====== Extracted records ======
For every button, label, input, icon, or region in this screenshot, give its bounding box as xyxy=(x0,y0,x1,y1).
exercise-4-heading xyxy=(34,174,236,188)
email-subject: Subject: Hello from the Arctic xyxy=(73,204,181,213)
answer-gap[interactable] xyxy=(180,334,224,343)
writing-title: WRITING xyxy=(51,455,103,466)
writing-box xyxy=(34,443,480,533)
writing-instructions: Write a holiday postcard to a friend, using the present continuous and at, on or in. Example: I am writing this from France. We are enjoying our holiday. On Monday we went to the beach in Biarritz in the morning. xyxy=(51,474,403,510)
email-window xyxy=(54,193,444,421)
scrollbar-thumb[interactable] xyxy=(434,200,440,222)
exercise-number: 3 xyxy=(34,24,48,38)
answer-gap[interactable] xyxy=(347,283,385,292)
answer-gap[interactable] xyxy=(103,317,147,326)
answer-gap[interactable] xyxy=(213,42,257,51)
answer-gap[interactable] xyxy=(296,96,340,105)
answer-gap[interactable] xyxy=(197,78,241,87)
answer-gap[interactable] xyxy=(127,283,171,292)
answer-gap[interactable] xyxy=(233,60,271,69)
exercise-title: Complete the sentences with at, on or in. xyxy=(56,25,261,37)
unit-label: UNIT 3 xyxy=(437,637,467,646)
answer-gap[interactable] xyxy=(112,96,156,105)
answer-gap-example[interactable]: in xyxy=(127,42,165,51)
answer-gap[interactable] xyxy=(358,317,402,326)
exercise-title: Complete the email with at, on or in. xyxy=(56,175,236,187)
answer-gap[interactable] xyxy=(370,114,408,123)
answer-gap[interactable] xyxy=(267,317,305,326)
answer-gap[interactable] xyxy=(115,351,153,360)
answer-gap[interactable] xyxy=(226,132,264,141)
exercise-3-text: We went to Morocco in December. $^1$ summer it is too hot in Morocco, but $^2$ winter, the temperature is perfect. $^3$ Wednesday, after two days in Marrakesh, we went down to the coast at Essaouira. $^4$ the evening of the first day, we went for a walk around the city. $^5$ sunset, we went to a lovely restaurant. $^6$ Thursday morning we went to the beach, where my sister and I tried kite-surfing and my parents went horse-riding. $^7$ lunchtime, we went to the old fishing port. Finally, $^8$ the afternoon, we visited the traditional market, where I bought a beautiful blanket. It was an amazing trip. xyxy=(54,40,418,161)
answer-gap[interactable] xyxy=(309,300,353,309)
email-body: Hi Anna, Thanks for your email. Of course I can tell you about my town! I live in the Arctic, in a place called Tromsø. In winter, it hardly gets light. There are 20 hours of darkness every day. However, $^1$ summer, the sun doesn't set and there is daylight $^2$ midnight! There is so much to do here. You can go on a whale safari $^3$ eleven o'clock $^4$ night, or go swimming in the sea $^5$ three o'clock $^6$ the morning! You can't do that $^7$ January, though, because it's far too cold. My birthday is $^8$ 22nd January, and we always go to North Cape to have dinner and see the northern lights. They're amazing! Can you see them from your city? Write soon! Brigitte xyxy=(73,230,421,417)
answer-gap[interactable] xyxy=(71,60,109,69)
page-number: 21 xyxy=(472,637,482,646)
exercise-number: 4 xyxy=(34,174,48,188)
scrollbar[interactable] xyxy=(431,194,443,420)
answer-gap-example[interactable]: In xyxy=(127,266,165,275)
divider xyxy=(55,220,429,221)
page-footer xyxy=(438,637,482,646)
======
Swap every "interactable" in the entries above for "clickable". Reproduce all the lines with nothing else changed.

For every button, label, input, icon, or region in this screenshot, give its bounding box as xyxy=(x0,y0,x1,y1).
exercise-4-heading xyxy=(34,174,236,188)
email-subject: Subject: Hello from the Arctic xyxy=(73,204,181,213)
answer-gap[clickable] xyxy=(180,334,224,343)
writing-title: WRITING xyxy=(51,455,103,466)
writing-box xyxy=(34,443,480,533)
writing-instructions: Write a holiday postcard to a friend, using the present continuous and at, on or in. Example: I am writing this from France. We are enjoying our holiday. On Monday we went to the beach in Biarritz in the morning. xyxy=(51,474,403,510)
email-window xyxy=(54,193,444,421)
scrollbar-thumb[clickable] xyxy=(434,200,440,222)
exercise-number: 3 xyxy=(34,24,48,38)
answer-gap[clickable] xyxy=(347,283,385,292)
answer-gap[clickable] xyxy=(103,317,147,326)
answer-gap[clickable] xyxy=(213,42,257,51)
answer-gap[clickable] xyxy=(296,96,340,105)
answer-gap[clickable] xyxy=(197,78,241,87)
answer-gap[clickable] xyxy=(127,283,171,292)
answer-gap[clickable] xyxy=(233,60,271,69)
exercise-title: Complete the sentences with at, on or in. xyxy=(56,25,261,37)
unit-label: UNIT 3 xyxy=(437,637,467,646)
answer-gap[clickable] xyxy=(112,96,156,105)
answer-gap-example[clickable]: in xyxy=(127,42,165,51)
answer-gap[clickable] xyxy=(358,317,402,326)
exercise-title: Complete the email with at, on or in. xyxy=(56,175,236,187)
answer-gap[clickable] xyxy=(370,114,408,123)
answer-gap[clickable] xyxy=(267,317,305,326)
answer-gap[clickable] xyxy=(115,351,153,360)
answer-gap[clickable] xyxy=(226,132,264,141)
exercise-3-text: We went to Morocco in December. $^1$ summer it is too hot in Morocco, but $^2$ winter, the temperature is perfect. $^3$ Wednesday, after two days in Marrakesh, we went down to the coast at Essaouira. $^4$ the evening of the first day, we went for a walk around the city. $^5$ sunset, we went to a lovely restaurant. $^6$ Thursday morning we went to the beach, where my sister and I tried kite-surfing and my parents went horse-riding. $^7$ lunchtime, we went to the old fishing port. Finally, $^8$ the afternoon, we visited the traditional market, where I bought a beautiful blanket. It was an amazing trip. xyxy=(54,40,418,161)
answer-gap[clickable] xyxy=(309,300,353,309)
email-body: Hi Anna, Thanks for your email. Of course I can tell you about my town! I live in the Arctic, in a place called Tromsø. In winter, it hardly gets light. There are 20 hours of darkness every day. However, $^1$ summer, the sun doesn't set and there is daylight $^2$ midnight! There is so much to do here. You can go on a whale safari $^3$ eleven o'clock $^4$ night, or go swimming in the sea $^5$ three o'clock $^6$ the morning! You can't do that $^7$ January, though, because it's far too cold. My birthday is $^8$ 22nd January, and we always go to North Cape to have dinner and see the northern lights. They're amazing! Can you see them from your city? Write soon! Brigitte xyxy=(73,230,421,417)
answer-gap[clickable] xyxy=(71,60,109,69)
page-number: 21 xyxy=(472,637,482,646)
exercise-number: 4 xyxy=(34,174,48,188)
scrollbar[clickable] xyxy=(431,194,443,420)
answer-gap-example[clickable]: In xyxy=(127,266,165,275)
divider xyxy=(55,220,429,221)
page-footer xyxy=(438,637,482,646)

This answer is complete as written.